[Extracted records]
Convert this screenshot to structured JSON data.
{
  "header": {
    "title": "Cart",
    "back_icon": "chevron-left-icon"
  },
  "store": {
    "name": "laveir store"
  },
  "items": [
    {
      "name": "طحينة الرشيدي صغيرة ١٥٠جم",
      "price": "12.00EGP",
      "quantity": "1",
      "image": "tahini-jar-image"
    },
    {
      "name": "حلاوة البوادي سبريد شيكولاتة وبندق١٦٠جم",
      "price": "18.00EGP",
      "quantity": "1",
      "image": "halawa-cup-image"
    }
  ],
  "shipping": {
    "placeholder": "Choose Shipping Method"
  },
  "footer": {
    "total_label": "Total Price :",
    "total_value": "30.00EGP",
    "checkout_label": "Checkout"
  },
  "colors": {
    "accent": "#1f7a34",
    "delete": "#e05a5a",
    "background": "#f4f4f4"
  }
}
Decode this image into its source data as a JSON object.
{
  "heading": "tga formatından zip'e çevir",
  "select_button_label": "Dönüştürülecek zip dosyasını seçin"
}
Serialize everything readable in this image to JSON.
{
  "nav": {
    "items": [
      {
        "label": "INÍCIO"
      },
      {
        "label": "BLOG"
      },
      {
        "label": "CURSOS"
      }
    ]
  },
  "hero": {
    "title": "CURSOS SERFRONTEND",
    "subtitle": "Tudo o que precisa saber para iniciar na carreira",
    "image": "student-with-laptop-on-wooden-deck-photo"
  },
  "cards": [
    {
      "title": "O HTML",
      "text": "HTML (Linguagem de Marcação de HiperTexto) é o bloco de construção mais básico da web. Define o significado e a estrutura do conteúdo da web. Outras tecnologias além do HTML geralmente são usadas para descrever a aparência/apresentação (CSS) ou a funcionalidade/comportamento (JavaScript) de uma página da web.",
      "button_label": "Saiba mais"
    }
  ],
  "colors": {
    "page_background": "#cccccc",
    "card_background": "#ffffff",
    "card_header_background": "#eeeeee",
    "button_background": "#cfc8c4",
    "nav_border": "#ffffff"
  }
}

**CHALLENGE:** Give the number of lines in the entries that hold the word "data", and nothing else.

**EXERCISE OUTPUT:** 2